> _SHORT TASK_: Keep only those lines of the records that include the string "Altschlesien".

> _Collection entries_:
BEGIN
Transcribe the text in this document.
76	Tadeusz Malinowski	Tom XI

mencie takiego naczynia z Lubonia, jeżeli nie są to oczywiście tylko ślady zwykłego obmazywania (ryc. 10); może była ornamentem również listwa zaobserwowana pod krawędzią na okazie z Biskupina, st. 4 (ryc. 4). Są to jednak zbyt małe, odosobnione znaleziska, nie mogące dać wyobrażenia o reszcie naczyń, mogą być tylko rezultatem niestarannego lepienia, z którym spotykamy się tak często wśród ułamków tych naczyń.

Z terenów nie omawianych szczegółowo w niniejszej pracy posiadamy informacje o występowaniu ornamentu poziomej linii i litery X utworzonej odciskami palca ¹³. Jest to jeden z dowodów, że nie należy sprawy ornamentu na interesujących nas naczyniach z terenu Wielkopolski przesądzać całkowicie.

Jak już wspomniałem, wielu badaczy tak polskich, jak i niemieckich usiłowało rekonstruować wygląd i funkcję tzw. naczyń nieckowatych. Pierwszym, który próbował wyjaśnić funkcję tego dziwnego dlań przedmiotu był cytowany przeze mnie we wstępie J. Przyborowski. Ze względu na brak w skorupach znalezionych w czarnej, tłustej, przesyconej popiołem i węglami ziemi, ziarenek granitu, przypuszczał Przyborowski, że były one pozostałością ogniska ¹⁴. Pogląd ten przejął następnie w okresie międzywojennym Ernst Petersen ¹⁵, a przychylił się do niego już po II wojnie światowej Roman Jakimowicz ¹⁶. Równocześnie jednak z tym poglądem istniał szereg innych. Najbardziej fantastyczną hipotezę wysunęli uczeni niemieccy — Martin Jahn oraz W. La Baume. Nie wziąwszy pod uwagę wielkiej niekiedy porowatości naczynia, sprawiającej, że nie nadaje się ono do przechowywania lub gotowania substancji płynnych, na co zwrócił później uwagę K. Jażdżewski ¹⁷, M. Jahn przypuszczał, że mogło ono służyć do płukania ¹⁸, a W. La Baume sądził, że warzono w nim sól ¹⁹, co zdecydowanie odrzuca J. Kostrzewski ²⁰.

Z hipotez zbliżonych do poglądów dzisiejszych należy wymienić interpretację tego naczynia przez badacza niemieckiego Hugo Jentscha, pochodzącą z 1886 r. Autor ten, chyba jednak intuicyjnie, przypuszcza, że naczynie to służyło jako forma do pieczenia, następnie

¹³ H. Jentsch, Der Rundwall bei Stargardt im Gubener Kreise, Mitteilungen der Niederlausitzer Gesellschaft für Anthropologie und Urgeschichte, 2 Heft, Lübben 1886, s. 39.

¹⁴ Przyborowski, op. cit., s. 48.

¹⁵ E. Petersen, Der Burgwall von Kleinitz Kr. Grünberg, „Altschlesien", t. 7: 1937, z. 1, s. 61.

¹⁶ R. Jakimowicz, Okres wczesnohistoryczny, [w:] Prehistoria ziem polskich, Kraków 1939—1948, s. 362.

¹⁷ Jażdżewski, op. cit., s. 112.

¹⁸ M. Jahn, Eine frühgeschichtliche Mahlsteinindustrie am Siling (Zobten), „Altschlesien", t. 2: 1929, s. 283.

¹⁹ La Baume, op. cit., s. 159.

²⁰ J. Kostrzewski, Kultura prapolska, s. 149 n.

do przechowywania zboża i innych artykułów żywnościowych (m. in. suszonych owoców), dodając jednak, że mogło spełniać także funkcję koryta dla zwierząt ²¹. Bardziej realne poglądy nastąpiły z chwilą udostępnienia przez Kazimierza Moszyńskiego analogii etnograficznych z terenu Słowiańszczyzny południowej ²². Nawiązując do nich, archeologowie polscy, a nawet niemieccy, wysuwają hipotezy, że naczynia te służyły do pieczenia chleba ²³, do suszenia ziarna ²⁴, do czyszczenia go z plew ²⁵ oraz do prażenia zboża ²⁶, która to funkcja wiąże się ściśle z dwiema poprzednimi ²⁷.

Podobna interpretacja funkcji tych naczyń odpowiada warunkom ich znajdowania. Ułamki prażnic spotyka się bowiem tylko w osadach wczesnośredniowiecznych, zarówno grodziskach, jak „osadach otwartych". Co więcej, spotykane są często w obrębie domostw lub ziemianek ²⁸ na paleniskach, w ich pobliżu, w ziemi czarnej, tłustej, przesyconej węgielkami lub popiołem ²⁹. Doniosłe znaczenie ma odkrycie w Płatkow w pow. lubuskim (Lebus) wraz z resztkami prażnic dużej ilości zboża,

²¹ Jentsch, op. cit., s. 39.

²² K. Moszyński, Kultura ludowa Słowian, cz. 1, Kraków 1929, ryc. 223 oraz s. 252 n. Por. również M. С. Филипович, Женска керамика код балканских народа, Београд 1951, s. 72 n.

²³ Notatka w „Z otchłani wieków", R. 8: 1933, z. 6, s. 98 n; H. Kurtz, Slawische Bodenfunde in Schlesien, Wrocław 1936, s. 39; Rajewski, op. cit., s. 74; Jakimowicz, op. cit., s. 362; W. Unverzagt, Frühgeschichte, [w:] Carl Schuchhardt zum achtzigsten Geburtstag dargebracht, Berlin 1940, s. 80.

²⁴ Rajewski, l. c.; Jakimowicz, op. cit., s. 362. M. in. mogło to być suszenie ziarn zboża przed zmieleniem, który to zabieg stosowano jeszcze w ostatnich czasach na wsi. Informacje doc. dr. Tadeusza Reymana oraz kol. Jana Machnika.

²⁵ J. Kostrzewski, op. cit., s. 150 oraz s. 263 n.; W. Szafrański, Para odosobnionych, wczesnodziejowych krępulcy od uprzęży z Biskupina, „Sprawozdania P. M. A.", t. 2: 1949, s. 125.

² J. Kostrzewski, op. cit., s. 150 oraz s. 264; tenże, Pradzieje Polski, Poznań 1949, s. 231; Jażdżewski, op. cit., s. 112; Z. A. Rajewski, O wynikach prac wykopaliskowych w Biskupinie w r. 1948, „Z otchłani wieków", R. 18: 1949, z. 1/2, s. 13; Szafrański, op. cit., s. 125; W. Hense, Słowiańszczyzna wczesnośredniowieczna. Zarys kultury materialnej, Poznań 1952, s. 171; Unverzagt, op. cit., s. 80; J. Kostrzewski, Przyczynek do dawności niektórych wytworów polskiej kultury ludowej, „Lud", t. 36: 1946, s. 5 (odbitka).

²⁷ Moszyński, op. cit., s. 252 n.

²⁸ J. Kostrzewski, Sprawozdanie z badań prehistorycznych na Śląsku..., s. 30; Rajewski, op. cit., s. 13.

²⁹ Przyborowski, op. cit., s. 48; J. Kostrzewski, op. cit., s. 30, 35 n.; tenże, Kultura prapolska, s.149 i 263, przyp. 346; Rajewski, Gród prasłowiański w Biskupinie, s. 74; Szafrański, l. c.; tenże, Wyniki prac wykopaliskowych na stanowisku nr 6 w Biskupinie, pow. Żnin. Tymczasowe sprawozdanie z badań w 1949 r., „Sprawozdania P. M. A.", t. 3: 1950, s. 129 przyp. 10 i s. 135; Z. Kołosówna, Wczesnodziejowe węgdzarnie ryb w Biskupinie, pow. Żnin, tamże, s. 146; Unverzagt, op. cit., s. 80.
END
> _REPLY TO THE EXERCISE_:
¹⁵ E. Petersen, Der Burgwall von Kleinitz Kr. Grünberg, „Altschlesien", t. 7: 1937, z. 1, s. 61.
¹⁸ M. Jahn, Eine frühgeschichtliche Mahlsteinindustrie am Siling (Zobten), „Altschlesien", t. 2: 1929, s. 283.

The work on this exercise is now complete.